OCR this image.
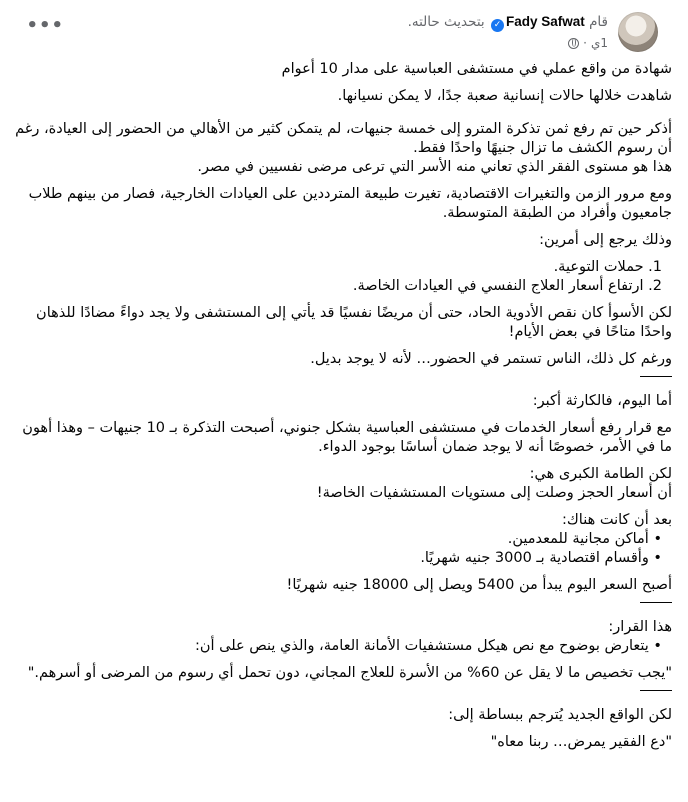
قام Fady Safwat✓ بتحديث حالته.
1ي
·
•••

شهادة من واقع عملي في مستشفى العباسية على مدار 10 أعوام

شاهدت خلالها حالات إنسانية صعبة جدًا، لا يمكن نسيانها.

أذكر حين تم رفع ثمن تذكرة المترو إلى خمسة جنيهات، لم يتمكن كثير من الأهالي من الحضور إلى العيادة، رغم أن رسوم الكشف ما تزال جنيهًا واحدًا فقط.

هذا هو مستوى الفقر الذي تعاني منه الأسر التي ترعى مرضى نفسيين في مصر.

ومع مرور الزمن والتغيرات الاقتصادية، تغيرت طبيعة المترددين على العيادات الخارجية، فصار من بينهم طلاب جامعيون وأفراد من الطبقة المتوسطة.

وذلك يرجع إلى أمرين:

1. حملات التوعية.

2. ارتفاع أسعار العلاج النفسي في العيادات الخاصة.

لكن الأسوأ كان نقص الأدوية الحاد، حتى أن مريضًا نفسيًا قد يأتي إلى المستشفى ولا يجد دواءً مضادًا للذهان واحدًا متاحًا في بعض الأيام!

ورغم كل ذلك، الناس تستمر في الحضور… لأنه لا يوجد بديل.

أما اليوم، فالكارثة أكبر:

مع قرار رفع أسعار الخدمات في مستشفى العباسية بشكل جنوني، أصبحت التذكرة بـ 10 جنيهات – وهذا أهون ما في الأمر، خصوصًا أنه لا يوجد ضمان أساسًا بوجود الدواء.

لكن الطامة الكبرى هي:

أن أسعار الحجز وصلت إلى مستويات المستشفيات الخاصة!

بعد أن كانت هناك:

• أماكن مجانية للمعدمين.

• وأقسام اقتصادية بـ 3000 جنيه شهريًا.

أصبح السعر اليوم يبدأ من 5400 ويصل إلى 18000 جنيه شهريًا!

هذا القرار:

• يتعارض بوضوح مع نص هيكل مستشفيات الأمانة العامة، والذي ينص على أن:

"يجب تخصيص ما لا يقل عن 60% من الأسرة للعلاج المجاني، دون تحمل أي رسوم من المرضى أو أسرهم."

لكن الواقع الجديد يُترجم ببساطة إلى:

"دع الفقير يمرض… ربنا معاه"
══════════════════════════════
**DIRECTIONS**
Omitting all images, print the listing exactly.

**ANSWER**
OCR this image.
قام Fady Safwat✓ بتحديث حالته.
1ي
·
•••

شهادة من واقع عملي في مستشفى العباسية على مدار 10 أعوام

شاهدت خلالها حالات إنسانية صعبة جدًا، لا يمكن نسيانها.

أذكر حين تم رفع ثمن تذكرة المترو إلى خمسة جنيهات، لم يتمكن كثير من الأهالي من الحضور إلى العيادة، رغم أن رسوم الكشف ما تزال جنيهًا واحدًا فقط.

هذا هو مستوى الفقر الذي تعاني منه الأسر التي ترعى مرضى نفسيين في مصر.

ومع مرور الزمن والتغيرات الاقتصادية، تغيرت طبيعة المترددين على العيادات الخارجية، فصار من بينهم طلاب جامعيون وأفراد من الطبقة المتوسطة.

وذلك يرجع إلى أمرين:

1. حملات التوعية.

2. ارتفاع أسعار العلاج النفسي في العيادات الخاصة.

لكن الأسوأ كان نقص الأدوية الحاد، حتى أن مريضًا نفسيًا قد يأتي إلى المستشفى ولا يجد دواءً مضادًا للذهان واحدًا متاحًا في بعض الأيام!

ورغم كل ذلك، الناس تستمر في الحضور… لأنه لا يوجد بديل.

أما اليوم، فالكارثة أكبر:

مع قرار رفع أسعار الخدمات في مستشفى العباسية بشكل جنوني، أصبحت التذكرة بـ 10 جنيهات – وهذا أهون ما في الأمر، خصوصًا أنه لا يوجد ضمان أساسًا بوجود الدواء.

لكن الطامة الكبرى هي:

أن أسعار الحجز وصلت إلى مستويات المستشفيات الخاصة!

بعد أن كانت هناك:

• أماكن مجانية للمعدمين.

• وأقسام اقتصادية بـ 3000 جنيه شهريًا.

أصبح السعر اليوم يبدأ من 5400 ويصل إلى 18000 جنيه شهريًا!

هذا القرار:

• يتعارض بوضوح مع نص هيكل مستشفيات الأمانة العامة، والذي ينص على أن:

"يجب تخصيص ما لا يقل عن 60% من الأسرة للعلاج المجاني، دون تحمل أي رسوم من المرضى أو أسرهم."

لكن الواقع الجديد يُترجم ببساطة إلى:

"دع الفقير يمرض… ربنا معاه"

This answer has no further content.